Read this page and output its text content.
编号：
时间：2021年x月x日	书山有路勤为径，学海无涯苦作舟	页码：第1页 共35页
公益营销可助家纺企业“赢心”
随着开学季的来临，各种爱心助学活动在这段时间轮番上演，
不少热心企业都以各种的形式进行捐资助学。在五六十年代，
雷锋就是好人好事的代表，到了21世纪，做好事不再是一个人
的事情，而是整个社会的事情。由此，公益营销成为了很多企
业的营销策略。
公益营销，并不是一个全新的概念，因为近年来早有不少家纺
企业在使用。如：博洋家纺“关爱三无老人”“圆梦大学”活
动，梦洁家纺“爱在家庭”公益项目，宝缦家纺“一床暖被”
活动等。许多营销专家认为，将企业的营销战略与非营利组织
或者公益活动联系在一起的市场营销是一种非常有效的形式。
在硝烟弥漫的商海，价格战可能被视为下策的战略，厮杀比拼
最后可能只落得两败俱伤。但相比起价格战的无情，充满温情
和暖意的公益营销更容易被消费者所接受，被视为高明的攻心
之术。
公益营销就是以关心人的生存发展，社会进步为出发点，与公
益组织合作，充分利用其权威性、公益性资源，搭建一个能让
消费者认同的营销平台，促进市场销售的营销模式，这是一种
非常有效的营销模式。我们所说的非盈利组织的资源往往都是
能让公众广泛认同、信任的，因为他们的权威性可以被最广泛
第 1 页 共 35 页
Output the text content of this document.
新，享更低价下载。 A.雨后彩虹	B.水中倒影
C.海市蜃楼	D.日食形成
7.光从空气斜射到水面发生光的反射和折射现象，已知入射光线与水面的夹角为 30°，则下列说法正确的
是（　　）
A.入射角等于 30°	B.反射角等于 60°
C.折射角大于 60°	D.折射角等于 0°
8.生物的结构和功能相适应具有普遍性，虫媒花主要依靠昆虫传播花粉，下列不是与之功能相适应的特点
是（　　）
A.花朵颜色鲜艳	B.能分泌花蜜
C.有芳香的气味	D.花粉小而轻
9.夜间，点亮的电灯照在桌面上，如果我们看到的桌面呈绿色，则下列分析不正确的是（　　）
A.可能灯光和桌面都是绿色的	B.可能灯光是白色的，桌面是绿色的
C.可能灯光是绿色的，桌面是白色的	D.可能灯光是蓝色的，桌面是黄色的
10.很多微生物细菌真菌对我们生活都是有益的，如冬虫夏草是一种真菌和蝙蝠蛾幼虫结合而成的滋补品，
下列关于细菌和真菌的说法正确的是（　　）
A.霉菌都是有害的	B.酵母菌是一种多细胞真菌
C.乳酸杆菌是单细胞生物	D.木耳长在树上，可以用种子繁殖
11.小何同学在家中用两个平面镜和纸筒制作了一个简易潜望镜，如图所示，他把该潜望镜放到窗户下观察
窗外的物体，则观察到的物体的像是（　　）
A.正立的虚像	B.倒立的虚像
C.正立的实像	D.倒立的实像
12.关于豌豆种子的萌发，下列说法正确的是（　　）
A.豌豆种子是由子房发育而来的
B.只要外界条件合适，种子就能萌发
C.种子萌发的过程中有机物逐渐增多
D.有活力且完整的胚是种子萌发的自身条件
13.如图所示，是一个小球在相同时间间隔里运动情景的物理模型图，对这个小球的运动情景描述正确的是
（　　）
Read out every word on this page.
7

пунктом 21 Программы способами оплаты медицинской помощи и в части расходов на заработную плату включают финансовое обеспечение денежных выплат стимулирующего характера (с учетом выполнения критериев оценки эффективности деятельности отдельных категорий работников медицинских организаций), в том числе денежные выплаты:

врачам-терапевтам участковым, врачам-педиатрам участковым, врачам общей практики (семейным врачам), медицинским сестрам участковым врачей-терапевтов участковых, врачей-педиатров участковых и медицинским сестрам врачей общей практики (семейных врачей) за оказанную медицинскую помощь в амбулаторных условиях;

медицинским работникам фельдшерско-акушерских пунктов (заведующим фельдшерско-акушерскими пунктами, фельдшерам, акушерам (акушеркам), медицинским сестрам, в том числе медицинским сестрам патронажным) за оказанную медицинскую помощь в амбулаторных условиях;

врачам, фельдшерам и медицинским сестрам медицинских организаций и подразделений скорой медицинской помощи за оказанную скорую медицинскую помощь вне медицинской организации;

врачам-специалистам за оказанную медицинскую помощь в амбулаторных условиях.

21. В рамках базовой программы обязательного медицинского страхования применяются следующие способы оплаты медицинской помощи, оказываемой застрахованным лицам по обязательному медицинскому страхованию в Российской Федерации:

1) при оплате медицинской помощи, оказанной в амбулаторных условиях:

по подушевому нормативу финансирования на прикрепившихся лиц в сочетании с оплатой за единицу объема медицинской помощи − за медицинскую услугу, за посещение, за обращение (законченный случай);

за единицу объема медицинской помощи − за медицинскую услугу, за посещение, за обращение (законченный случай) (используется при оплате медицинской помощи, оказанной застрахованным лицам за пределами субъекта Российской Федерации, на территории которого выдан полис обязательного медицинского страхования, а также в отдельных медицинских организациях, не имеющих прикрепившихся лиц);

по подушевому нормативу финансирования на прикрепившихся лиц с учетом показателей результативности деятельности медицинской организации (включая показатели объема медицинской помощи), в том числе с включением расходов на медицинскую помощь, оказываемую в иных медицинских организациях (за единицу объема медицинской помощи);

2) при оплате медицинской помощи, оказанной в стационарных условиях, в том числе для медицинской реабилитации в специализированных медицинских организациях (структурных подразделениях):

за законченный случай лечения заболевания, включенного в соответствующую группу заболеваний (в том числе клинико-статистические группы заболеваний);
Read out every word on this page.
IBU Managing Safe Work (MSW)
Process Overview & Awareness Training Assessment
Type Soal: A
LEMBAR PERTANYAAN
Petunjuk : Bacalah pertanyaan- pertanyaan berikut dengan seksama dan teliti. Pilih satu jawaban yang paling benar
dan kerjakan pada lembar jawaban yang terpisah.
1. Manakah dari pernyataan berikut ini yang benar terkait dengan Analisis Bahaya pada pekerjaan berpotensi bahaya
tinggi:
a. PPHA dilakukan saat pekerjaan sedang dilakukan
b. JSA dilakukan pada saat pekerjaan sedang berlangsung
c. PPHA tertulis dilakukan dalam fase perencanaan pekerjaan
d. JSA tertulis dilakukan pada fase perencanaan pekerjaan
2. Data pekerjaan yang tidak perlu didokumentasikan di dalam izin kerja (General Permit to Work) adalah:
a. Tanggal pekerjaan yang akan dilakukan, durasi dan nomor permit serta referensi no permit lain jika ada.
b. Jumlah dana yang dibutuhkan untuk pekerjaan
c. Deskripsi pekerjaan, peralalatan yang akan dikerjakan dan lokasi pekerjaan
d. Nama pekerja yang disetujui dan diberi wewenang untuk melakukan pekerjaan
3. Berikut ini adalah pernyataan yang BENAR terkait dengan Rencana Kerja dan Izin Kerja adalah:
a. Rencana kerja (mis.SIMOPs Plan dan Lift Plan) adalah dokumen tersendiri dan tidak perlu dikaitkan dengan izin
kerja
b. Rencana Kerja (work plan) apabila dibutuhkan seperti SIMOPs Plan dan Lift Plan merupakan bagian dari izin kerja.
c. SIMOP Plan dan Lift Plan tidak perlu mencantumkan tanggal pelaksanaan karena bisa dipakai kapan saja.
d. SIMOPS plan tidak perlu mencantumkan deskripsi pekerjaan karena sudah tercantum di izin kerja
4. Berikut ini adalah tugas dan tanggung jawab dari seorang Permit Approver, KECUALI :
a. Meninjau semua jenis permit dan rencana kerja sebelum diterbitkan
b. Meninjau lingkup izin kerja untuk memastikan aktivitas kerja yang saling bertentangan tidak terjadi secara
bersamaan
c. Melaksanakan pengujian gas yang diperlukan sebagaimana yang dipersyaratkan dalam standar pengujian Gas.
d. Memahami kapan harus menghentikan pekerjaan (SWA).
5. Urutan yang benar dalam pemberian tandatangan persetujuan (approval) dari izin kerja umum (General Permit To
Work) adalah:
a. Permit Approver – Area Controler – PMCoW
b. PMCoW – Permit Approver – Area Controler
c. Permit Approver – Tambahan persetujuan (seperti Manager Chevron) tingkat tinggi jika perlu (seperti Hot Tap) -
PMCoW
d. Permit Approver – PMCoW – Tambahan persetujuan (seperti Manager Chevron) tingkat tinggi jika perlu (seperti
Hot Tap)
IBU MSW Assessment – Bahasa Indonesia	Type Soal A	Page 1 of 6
※
Exercise directions — Write down only the number of lines that contain the string "kapan" in the listing.

Final result — 2